- Problem requirements: Look below. Copy each line that has "tgfb" in it.

START Provided data

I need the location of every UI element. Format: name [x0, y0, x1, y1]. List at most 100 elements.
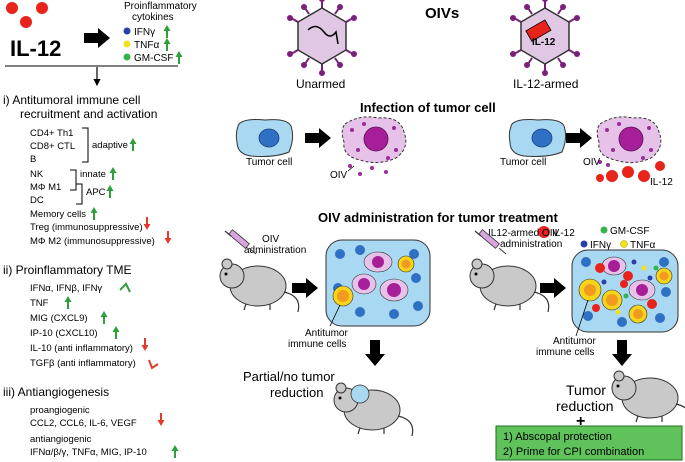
- legend-gmcsf: GM-CSF: [610, 226, 649, 237]
- innate-bracket: [70, 169, 77, 191]
- m2-down-arrow: [163, 230, 173, 245]
- legend-il12-dot: [538, 226, 550, 238]
- tumor-reduction-label: Tumor: [566, 382, 606, 398]
- tme-ifn: IFNα, IFNβ, IFNγ: [30, 283, 102, 294]
- cell-cd8: CD8+ CTL: [30, 141, 75, 152]
- il12-dots: [6, 2, 48, 28]
- cell-m1: MΦ M1: [30, 182, 61, 193]
- cell-b: B: [30, 154, 36, 165]
- oiv-label-armed: OIV: [583, 157, 601, 168]
- section2-title: ii) Proinflammatory TME: [3, 263, 131, 277]
- cell-cd4: CD4+ Th1: [30, 128, 73, 139]
- il12-to-cytokines-arrow: [84, 28, 110, 48]
- innate-label: innate: [80, 169, 106, 180]
- oiv-pointer-unarmed: [347, 165, 355, 172]
- armed-inner-label: IL-12: [532, 37, 556, 48]
- syringe-left: [224, 229, 257, 255]
- partial-reduction-label: Partial/no tumor: [243, 369, 335, 384]
- legend-tnfa: TNFα: [630, 240, 655, 251]
- infection-arrow-unarmed: [305, 128, 331, 148]
- antiangiogenic-label: antiangiogenic: [30, 434, 92, 445]
- unarmed-label: Unarmed: [296, 77, 345, 91]
- proangiogenic-down-arrow: [156, 412, 166, 427]
- cytokine-list: IFNγ TNFα GM-CSF: [123, 24, 184, 65]
- tumor-reduction-label-2: reduction: [556, 398, 614, 414]
- cytokine-gmcsf: GM-CSF: [134, 53, 173, 64]
- treatment-arrow-left: [292, 278, 318, 298]
- tnfa-up-arrow: [162, 37, 172, 52]
- adaptive-up-arrow: [128, 137, 138, 152]
- ifng-dot: [123, 27, 131, 35]
- antitumor-pointer-right: [575, 299, 589, 337]
- down-block-arrow-right: [612, 340, 632, 366]
- cytokines-title: Proinflammatory: [124, 1, 197, 12]
- tme-mig: MIG (CXCL9): [30, 313, 88, 324]
- il10-down-arrow: [140, 337, 150, 352]
- tumor-cell-label-unarmed: Tumor cell: [246, 157, 292, 168]
- section3-title: iii) Antiangiogenesis: [3, 385, 109, 399]
- gmcsf-dot: [123, 53, 131, 61]
- tgfb-down-arrow: [148, 359, 159, 370]
- cytokine-ifng: IFNγ: [134, 27, 155, 38]
- armed-admin-label: IL12-armed OIV: [488, 228, 559, 239]
- cytokine-tnfa: TNFα: [134, 40, 159, 51]
- proangiogenic-items: CCL2, CCL6, IL-6, VEGF: [30, 418, 137, 429]
- tumor-mass-right: [571, 249, 679, 333]
- oivs-title: OIVs: [425, 5, 459, 22]
- cell-treg: Treg (immunosuppressive): [30, 222, 143, 233]
- ifn-up-arrow: [119, 282, 131, 293]
- oiv-label-unarmed: OIV: [330, 170, 348, 181]
- benefits-box: [495, 425, 683, 461]
- cell-m2: MΦ M2 (immunosuppressive): [30, 236, 155, 247]
- ip10-up-arrow: [111, 325, 121, 340]
- infected-cell-unarmed: [341, 116, 407, 176]
- ifng-up-arrow: [162, 24, 172, 39]
- tumor-cell-label-armed: Tumor cell: [500, 157, 546, 168]
- antitumor-label-left: Antitumor: [305, 328, 348, 339]
- legend-il12: IL-12: [552, 228, 575, 239]
- tme-tgfb: TGFβ (anti inflammatory): [30, 358, 136, 369]
- infection-arrow-armed: [566, 128, 592, 148]
- apc-up-arrow: [105, 184, 115, 199]
- legend-ifng-dot: [580, 240, 588, 248]
- section1-title-2: recruitment and activation: [20, 107, 157, 121]
- adaptive-label: adaptive: [92, 140, 128, 151]
- antitumor-label-right-2: immune cells: [536, 347, 594, 358]
- antiangiogenic-items: IFNα/β/γ, TNFα, MIG, IP-10: [30, 447, 147, 458]
- tme-tnf: TNF: [30, 298, 49, 309]
- syringe-right: [474, 229, 507, 255]
- gmcsf-up-arrow: [174, 50, 184, 65]
- legend-gmcsf-dot: [600, 226, 608, 234]
- section1-title: i) Antitumoral immune cell: [3, 93, 140, 107]
- il12-label-armed: IL-12: [650, 177, 673, 188]
- treatment-arrow-right: [540, 278, 566, 298]
- benefit-1: 1) Abscopal protection: [503, 431, 612, 443]
- adaptive-bracket: [82, 127, 89, 163]
- treg-down-arrow: [142, 216, 152, 231]
- infection-title: Infection of tumor cell: [360, 100, 496, 115]
- il12-armed-virus: [510, 0, 580, 76]
- administration-title: OIV administration for tumor treatment: [318, 210, 558, 225]
- proangiogenic-label: proangiogenic: [30, 405, 90, 416]
- legend-tnfa-dot: [620, 240, 628, 248]
- tnfa-dot: [123, 40, 131, 48]
- apc-bracket: [76, 183, 83, 205]
- oiv-admin-label: OIV: [262, 234, 280, 245]
- plus-sign: +: [576, 413, 585, 430]
- infected-cell-armed: [596, 116, 665, 182]
- antitumor-label-right: Antitumor: [553, 336, 596, 347]
- legend-ifng: IFNγ: [590, 240, 611, 251]
- tme-il10: IL-10 (anti inflammatory): [30, 343, 133, 354]
- mouse-left-treated: [219, 258, 300, 313]
- tme-ip10: IP-10 (CXCL10): [30, 328, 98, 339]
- oiv-admin-label-2: administration: [244, 245, 306, 256]
- down-block-arrow-left: [365, 340, 385, 366]
- unarmed-virus: [287, 0, 357, 76]
- memory-up-arrow: [89, 206, 99, 221]
- mouse-right-outcome: [611, 370, 685, 425]
- tumor-cell-armed: [508, 119, 567, 157]
- antiangiogenic-up-arrow: [170, 444, 180, 459]
- cell-dc: DC: [30, 195, 44, 206]
- cytokines-title-2: cytokines: [132, 12, 174, 23]
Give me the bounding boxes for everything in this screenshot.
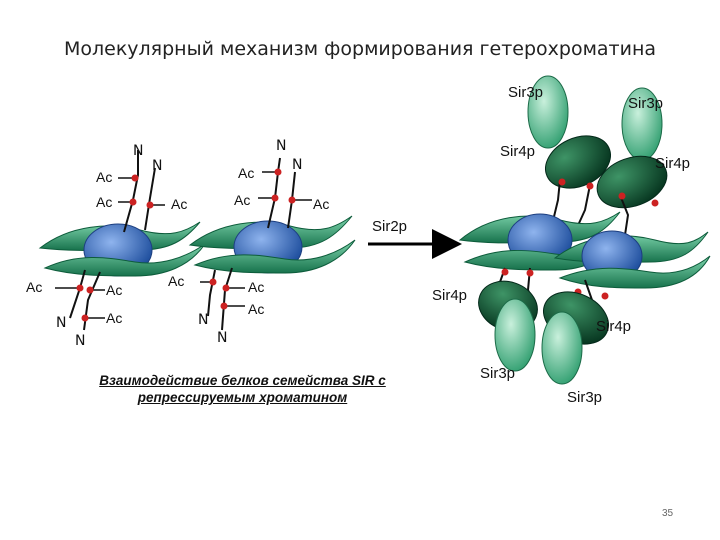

END Provided data

- Answer:
- tgfb-down-arrow: [148, 359, 159, 370]
- tme-tgfb: TGFβ (anti inflammatory): [30, 358, 136, 369]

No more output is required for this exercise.